START
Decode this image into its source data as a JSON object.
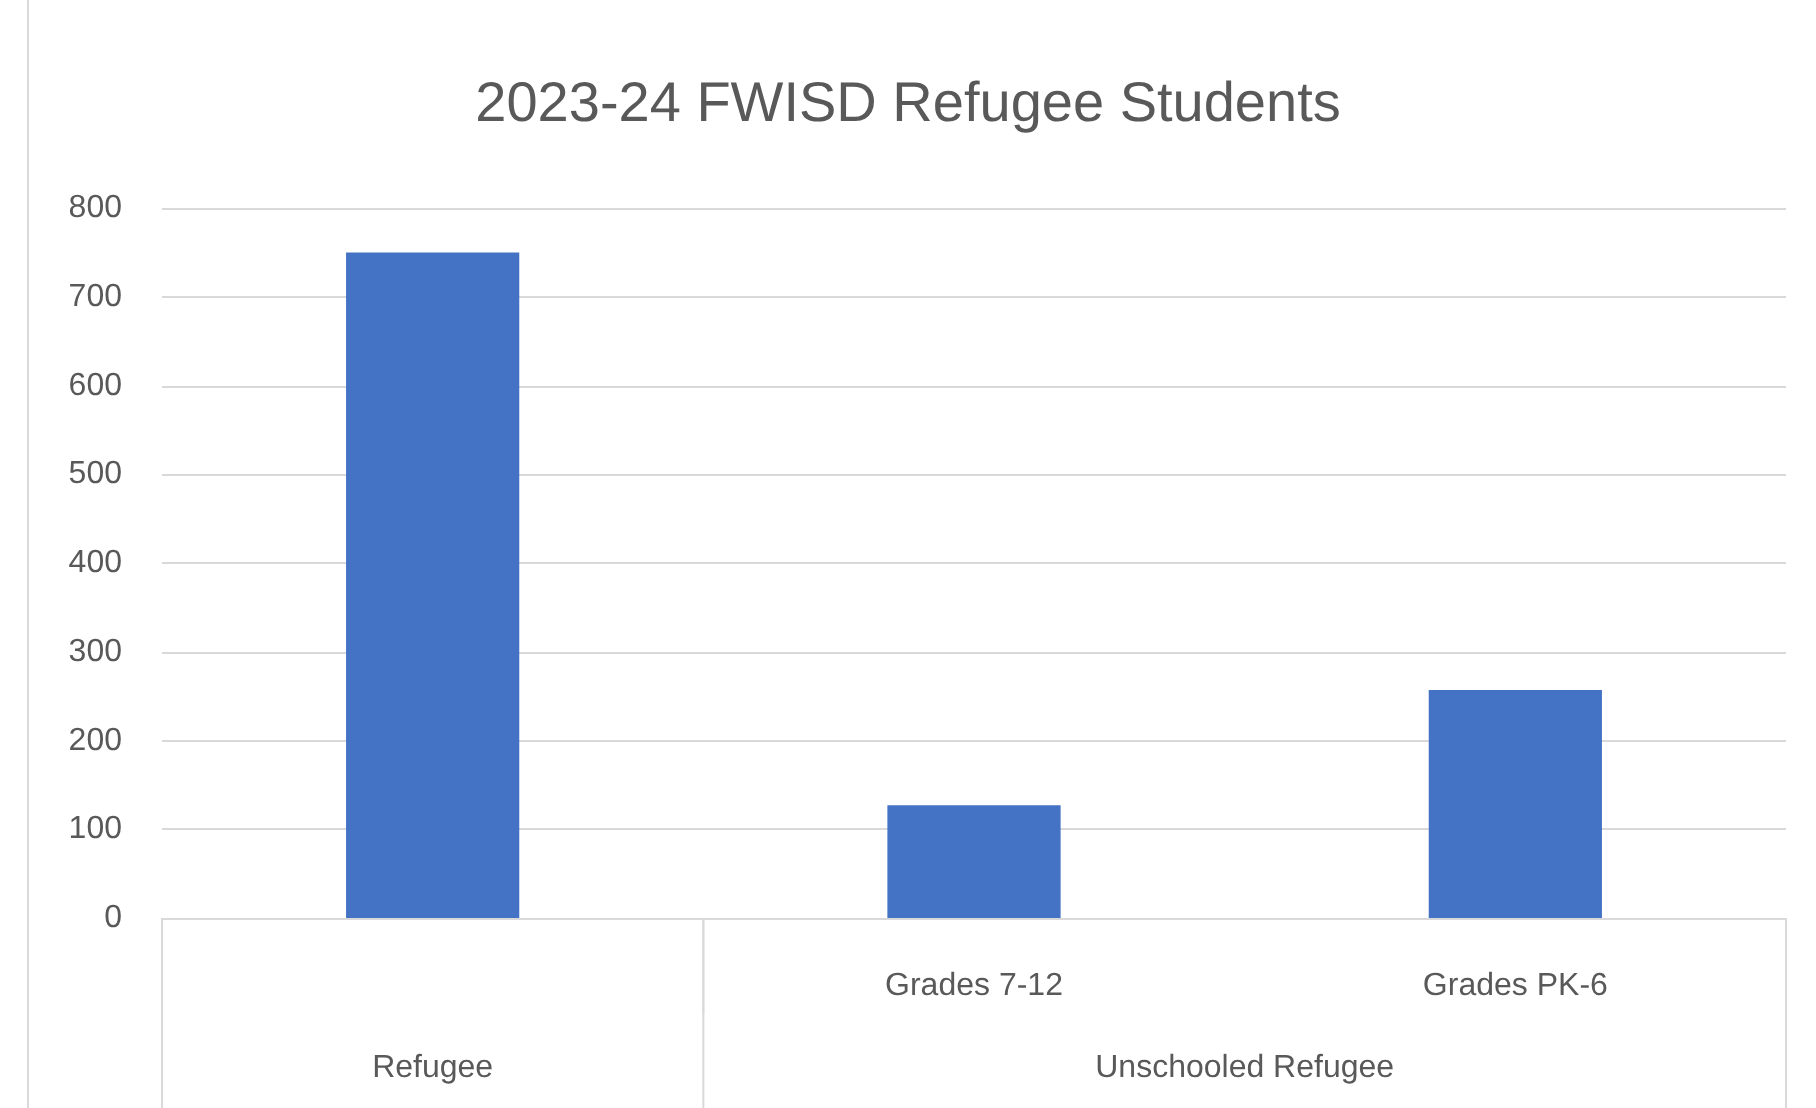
{
  "chart_data": {
    "type": "bar",
    "title": "2023-24 FWISD Refugee Students",
    "categories": [
      null,
      "Grades 7-12",
      "Grades PK-6"
    ],
    "values": [
      750,
      127,
      257
    ],
    "color": "#4472c4",
    "ylim": [
      0,
      800
    ],
    "yticks": [
      0,
      100,
      200,
      300,
      400,
      500,
      600,
      700,
      800
    ],
    "grid": "y",
    "annotations": [
      "Refugee",
      "Unschooled Refugee"
    ]
  }
}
END
*Short task*. Write out each line again precisely as it appears, skipping every picture.

*The answer*.
Decode this image into its source data as a JSON object.
{
  "chart_data": {
    "type": "bar",
    "title": "2023-24 FWISD Refugee Students",
    "categories": [
      null,
      "Grades 7-12",
      "Grades PK-6"
    ],
    "values": [
      750,
      127,
      257
    ],
    "color": "#4472c4",
    "ylim": [
      0,
      800
    ],
    "yticks": [
      0,
      100,
      200,
      300,
      400,
      500,
      600,
      700,
      800
    ],
    "grid": "y",
    "annotations": [
      "Refugee",
      "Unschooled Refugee"
    ]
  }
}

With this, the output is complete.